**Short exercise A**
List every step of the algorithm that the audio compression write-up below gives in its short summary, in the order given.

**Source passage**
Introduction
Here’s an audio compression scheme I came up for my tracker project. Generally, I wanted an algorithm that meets these three conditions:
 Has to compress mono audio losslessly
 Has to be simple, should be just one source code file or 500 lines of C code at most
 Should compress 8bit audio that’s upscaled to 16bits to near 8 bits per sample
 Introduction
 The algorithm
 Delta encoding
 Gray encoding
 Reordering data in bit planes
 Runlength encoding
 Improvements
 Compression results
 Source code
The lossless requirement is obvious and the simplicity gives the benefit of not having to rely on external libraries (e.g. when using something like RAR compression) and not being overkill. The audio data is not huge in any case so the compression ratio doesn’t have to be exceptional. The last requirement is the most important: in klystrack, it is possible to load raw 8bit audio files, usually originally from the Amiga computer. The native audio format in klystrack is 16bit, however, so when saving the audio data there always are 8 redundant bits and the file will generally be twice as large as the original file. Also, since the software deals with lowfidelity aesthetics (chiptunes), the audio data might be even lower quality than 8bit.
While there’s the option of detecting the bit fidelity and only saving the most significant bits, I thought it should be quite simple to devise an algorithm that automatically detects and leaves the redundant bits out while still doing some compression for even 16bit audio data.
The algorithm
In short, the algorithm does this:

Delta code input data

Gray code the data from above

Reorder the data from above in bit planes. I.e. first output the least significant bit of all samples, then the next bit for all samples and so forth

Runlength encode the above data exploiting the fact you only need to store the distance between bit flips
Delta encoding
By delta encoding the audio data, we can exploit the fact audio data very often changes just a little between samples and so the generated delta values (the amount of change) need fewer bits to be expressed. However, you can’t store 16bit data with e.g. 8bit delta values since it is not assured the change is always small enough to be stored in 8 bits, requiring the use of 16bit delta values in the worst case.
Gray encoding
Using gray codes we can minimize the amount of bit flipping that happens (e.g. when a value changes between 7 and 8, where the bits change from 0111 to 1000 — three bits flip even if the value changes by one) to one bit flip between any two neighboring values. In practice, this doesn’t always result in better compression and sometimes it even can hurt the compression ratio.

**Short exercise B**
Reproduce everything from the start of the records down to and including the line containing "Identify all the". Omit the pictures.

**Data provided**
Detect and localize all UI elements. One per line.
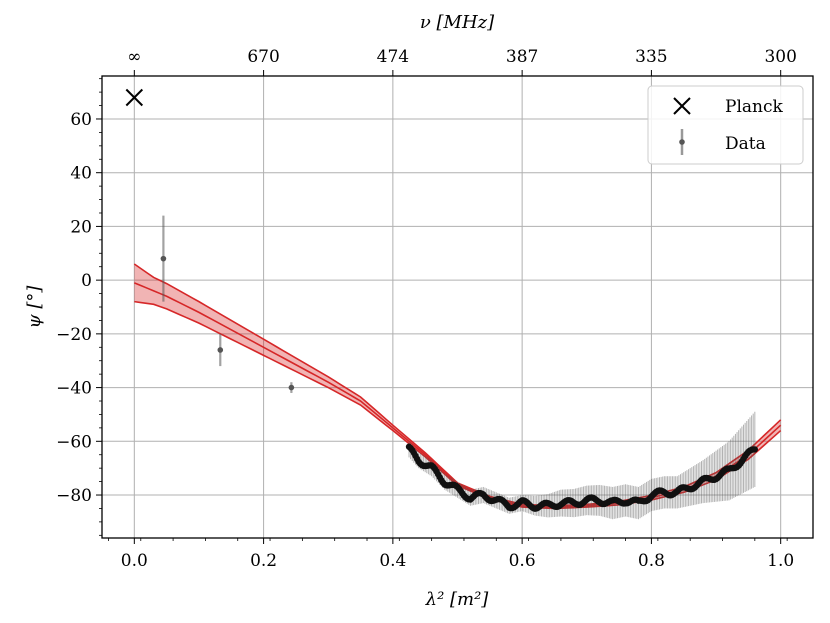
top-tick-label: ∞ bbox=[127, 47, 141, 67]
data-point bbox=[288, 384, 295, 391]
model-band-fill bbox=[134, 264, 781, 509]
x-tick-label: 0.4 bbox=[379, 551, 406, 571]
x-tick-label: 0.2 bbox=[250, 551, 277, 571]
y-tick-label: 0 bbox=[81, 271, 92, 291]
legend-label-planck: Planck bbox=[725, 97, 783, 117]
model-band-layer bbox=[133, 263, 782, 510]
top-tick-label: 670 bbox=[247, 47, 279, 67]
top-tick-label: 300 bbox=[764, 47, 796, 67]
y-tick-label: −80 bbox=[56, 486, 92, 506]
data-points-layer bbox=[125, 88, 759, 520]
y-tick-label: −60 bbox=[56, 432, 92, 452]
top-tick-label: 474 bbox=[377, 47, 409, 67]
legend: Planck Data bbox=[647, 85, 804, 165]
top-axis-title: ν [MHz] bbox=[420, 12, 495, 33]
x-tick-label: 1.0 bbox=[767, 551, 794, 571]
y-tick-label: −40 bbox=[56, 379, 92, 399]
data-point bbox=[751, 446, 759, 453]
legend-box bbox=[647, 85, 804, 165]
y-axis-title: ψ [°] bbox=[24, 285, 45, 329]
y-tick-label: 40 bbox=[70, 164, 92, 184]
y-tick-label: −20 bbox=[56, 325, 92, 345]
y-tick-label: 20 bbox=[70, 217, 92, 237]
planck-marker-stroke bbox=[125, 88, 144, 107]
planck-marker bbox=[125, 88, 144, 107]
data-point bbox=[160, 255, 167, 262]
top-tick-label: 387 bbox=[506, 47, 538, 67]
model-band-upper bbox=[133, 263, 782, 507]
data-point bbox=[217, 347, 224, 353]
x-tick-label: 0.8 bbox=[638, 551, 665, 571]
x-tick-label: 0.0 bbox=[121, 551, 148, 571]
top-tick-label: 335 bbox=[635, 47, 667, 67]
x-axis-title: λ² [m²] bbox=[425, 589, 490, 610]
legend-label-data: Data bbox=[725, 134, 766, 154]
legend-data-marker-icon bbox=[679, 129, 685, 155]
x-tick-label: 0.6 bbox=[509, 551, 536, 571]
y-tick-label: 60 bbox=[70, 110, 92, 130]
tick-labels: 0.0 0.2 0.4 0.6 0.8 1.0 ∞ 670 474 387 335 300 60 40 20… bbox=[56, 47, 797, 571]
axis-ticks bbox=[96, 70, 788, 544]
legend-planck-marker-icon bbox=[673, 97, 691, 115]
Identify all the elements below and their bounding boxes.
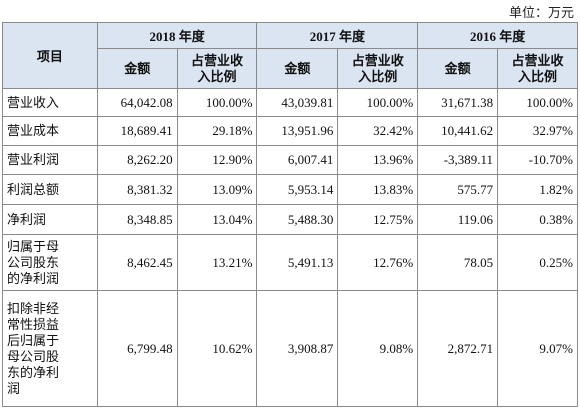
- cell: 64,042.08: [96, 88, 178, 117]
- subheader: 占营业收入比例: [176, 48, 258, 89]
- cell: 1.82%: [497, 174, 578, 205]
- cell: 10,441.62: [417, 116, 499, 146]
- finance-table: 项目 2018 年度 2017 年度 2016 年度 金额 占营业收入比例 金额 占营业收入比…: [2, 22, 578, 407]
- subheader-text: 占营业收入比例: [351, 52, 404, 84]
- row-label: 净利润: [2, 204, 98, 235]
- cell: -3,389.11: [417, 145, 499, 175]
- subheader: 金额: [256, 48, 339, 89]
- cell: 10.62%: [176, 290, 258, 407]
- cell: 8,348.85: [96, 204, 178, 235]
- subheader-row: 金额 占营业收入比例 金额 占营业收入比例 金额 占营业收入比例: [3, 48, 578, 89]
- year-header: 2017 年度: [256, 22, 419, 49]
- year-header: 2016 年度: [417, 22, 578, 49]
- item-header: 项目: [2, 22, 98, 89]
- cell: 8,462.45: [96, 234, 178, 291]
- subheader-text: 金额: [444, 60, 471, 76]
- cell: 12.75%: [337, 204, 419, 235]
- data-row: 营业成本 18,689.41 29.18% 13,951.96 32.42% 10,441…: [2, 116, 578, 146]
- cell: 12.76%: [337, 234, 419, 291]
- header-row: 项目 2018 年度 2017 年度 2016 年度: [2, 22, 578, 89]
- subheader: 占营业收入比例: [497, 48, 578, 89]
- row-label-text: 营业成本: [7, 123, 60, 138]
- subheader-text: 金额: [284, 60, 311, 76]
- cell: 9.07%: [497, 290, 578, 407]
- cell: 18,689.41: [96, 116, 178, 146]
- cell: 32.42%: [337, 116, 419, 146]
- row-label-text: 利润总额: [7, 181, 60, 197]
- subheader: 金额: [96, 48, 178, 89]
- data-row: 扣除非经常性损益后归属于母公司股东的净利润 6,799.48 10.62% 3,908…: [2, 290, 578, 407]
- cell: 0.38%: [497, 204, 578, 235]
- unit-label: 单位：万元: [508, 5, 574, 20]
- row-label: 归属于母公司股东的净利润: [2, 234, 98, 291]
- data-row: 营业利润 8,262.20 12.90% 6,007.41 13.96% -3,389.1…: [2, 145, 578, 175]
- row-label-text: 扣除非经常性损益后归属于母公司股东的净利润: [7, 300, 60, 396]
- cell: 100.00%: [337, 88, 419, 117]
- subheader-text: 占营业收入比例: [511, 52, 564, 84]
- cell: 6,799.48: [96, 290, 178, 407]
- cell: 29.18%: [176, 116, 258, 146]
- cell: 5,953.14: [256, 174, 339, 205]
- cell: 13.21%: [176, 234, 258, 291]
- subheader-text: 占营业收入比例: [191, 52, 244, 84]
- row-label-text: 营业收入: [7, 94, 60, 110]
- data-row: 归属于母公司股东的净利润 8,462.45 13.21% 5,491.13 12.76%…: [2, 234, 578, 291]
- cell: 2,872.71: [417, 290, 499, 407]
- cell: 8,262.20: [96, 145, 178, 175]
- data-row: 营业收入 64,042.08 100.00% 43,039.81 100.00% 31,6…: [2, 88, 578, 117]
- cell: 5,491.13: [256, 234, 339, 291]
- subheader: 金额: [417, 48, 499, 89]
- cell: 31,671.38: [417, 88, 499, 117]
- row-label-text: 净利润: [7, 211, 47, 227]
- row-label: 营业收入: [2, 88, 98, 117]
- cell: 13.96%: [337, 145, 419, 175]
- cell: -10.70%: [497, 145, 578, 175]
- cell: 13.04%: [176, 204, 258, 235]
- cell: 43,039.81: [256, 88, 339, 117]
- row-label: 利润总额: [2, 174, 98, 205]
- cell: 100.00%: [497, 88, 578, 117]
- cell: 6,007.41: [256, 145, 339, 175]
- row-label-text: 归属于母公司股东的净利润: [7, 238, 60, 286]
- subheader: 占营业收入比例: [337, 48, 419, 89]
- year-header: 2018 年度: [96, 22, 258, 49]
- subheader-text: 金额: [124, 60, 151, 76]
- data-row: 净利润 8,348.85 13.04% 5,488.30 12.75% 119.06 0.3…: [2, 204, 578, 235]
- cell: 8,381.32: [96, 174, 178, 205]
- cell: 5,488.30: [256, 204, 339, 235]
- cell: 119.06: [417, 204, 499, 235]
- cell: 12.90%: [176, 145, 258, 175]
- cell: 9.08%: [337, 290, 419, 407]
- row-label: 营业利润: [2, 145, 98, 175]
- cell: 3,908.87: [256, 290, 339, 407]
- cell: 100.00%: [176, 88, 258, 117]
- cell: 13.83%: [337, 174, 419, 205]
- row-label: 营业成本: [2, 116, 98, 146]
- cell: 13,951.96: [256, 116, 339, 146]
- row-label-text: 营业利润: [7, 152, 60, 167]
- cell: 13.09%: [176, 174, 258, 205]
- cell: 32.97%: [497, 116, 578, 146]
- cell: 575.77: [417, 174, 499, 205]
- cell: 78.05: [417, 234, 499, 291]
- row-label: 扣除非经常性损益后归属于母公司股东的净利润: [2, 290, 98, 407]
- data-row: 利润总额 8,381.32 13.09% 5,953.14 13.83% 575.77 1.…: [2, 174, 578, 205]
- cell: 0.25%: [497, 234, 578, 291]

**Answer A**
1. Delta code input data
2. Gray code the data from above
3. Reorder the data from above in bit planes (first output the least significant bit of all samples, then the next bit for all samples, and so forth)
4. Runlength encode the above data, exploiting the fact that you only need to store the distance between bit flips

**Answer B**
Detect and localize all UI elements. One per line.
top-tick-label: ∞ bbox=[127, 47, 141, 67]
data-point bbox=[288, 384, 295, 391]
model-band-fill bbox=[134, 264, 781, 509]
x-tick-label: 0.4 bbox=[379, 551, 406, 571]
x-tick-label: 0.2 bbox=[250, 551, 277, 571]
y-tick-label: 0 bbox=[81, 271, 92, 291]
legend-label-planck: Planck bbox=[725, 97, 783, 117]
model-band-layer bbox=[133, 263, 782, 510]
top-tick-label: 670 bbox=[247, 47, 279, 67]
top-tick-label: 300 bbox=[764, 47, 796, 67]
y-tick-label: −80 bbox=[56, 486, 92, 506]
data-points-layer bbox=[125, 88, 759, 520]
y-tick-label: −60 bbox=[56, 432, 92, 452]
top-tick-label: 474 bbox=[377, 47, 409, 67]
legend: Planck Data bbox=[647, 85, 804, 165]
top-axis-title: ν [MHz] bbox=[420, 12, 495, 33]
x-tick-label: 1.0 bbox=[767, 551, 794, 571]
y-tick-label: −40 bbox=[56, 379, 92, 399]
data-point bbox=[751, 446, 759, 453]
legend-box bbox=[647, 85, 804, 165]
y-axis-title: ψ [°] bbox=[24, 285, 45, 329]
y-tick-label: 40 bbox=[70, 164, 92, 184]
y-tick-label: −20 bbox=[56, 325, 92, 345]
y-tick-label: 20 bbox=[70, 217, 92, 237]
planck-marker-stroke bbox=[125, 88, 144, 107]
planck-marker bbox=[125, 88, 144, 107]
data-point bbox=[160, 255, 167, 262]
top-tick-label: 387 bbox=[506, 47, 538, 67]
model-band-upper bbox=[133, 263, 782, 507]
data-point bbox=[217, 347, 224, 353]
x-tick-label: 0.8 bbox=[638, 551, 665, 571]
x-tick-label: 0.0 bbox=[121, 551, 148, 571]
top-tick-label: 335 bbox=[635, 47, 667, 67]
x-axis-title: λ² [m²] bbox=[425, 589, 490, 610]
legend-label-data: Data bbox=[725, 134, 766, 154]
legend-data-marker-icon bbox=[679, 129, 685, 155]
x-tick-label: 0.6 bbox=[509, 551, 536, 571]
y-tick-label: 60 bbox=[70, 110, 92, 130]
tick-labels: 0.0 0.2 0.4 0.6 0.8 1.0 ∞ 670 474 387 335 300 60 40 20… bbox=[56, 47, 797, 571]
axis-ticks bbox=[96, 70, 788, 544]
legend-planck-marker-icon bbox=[673, 97, 691, 115]
Identify all the elements below and their bounding boxes.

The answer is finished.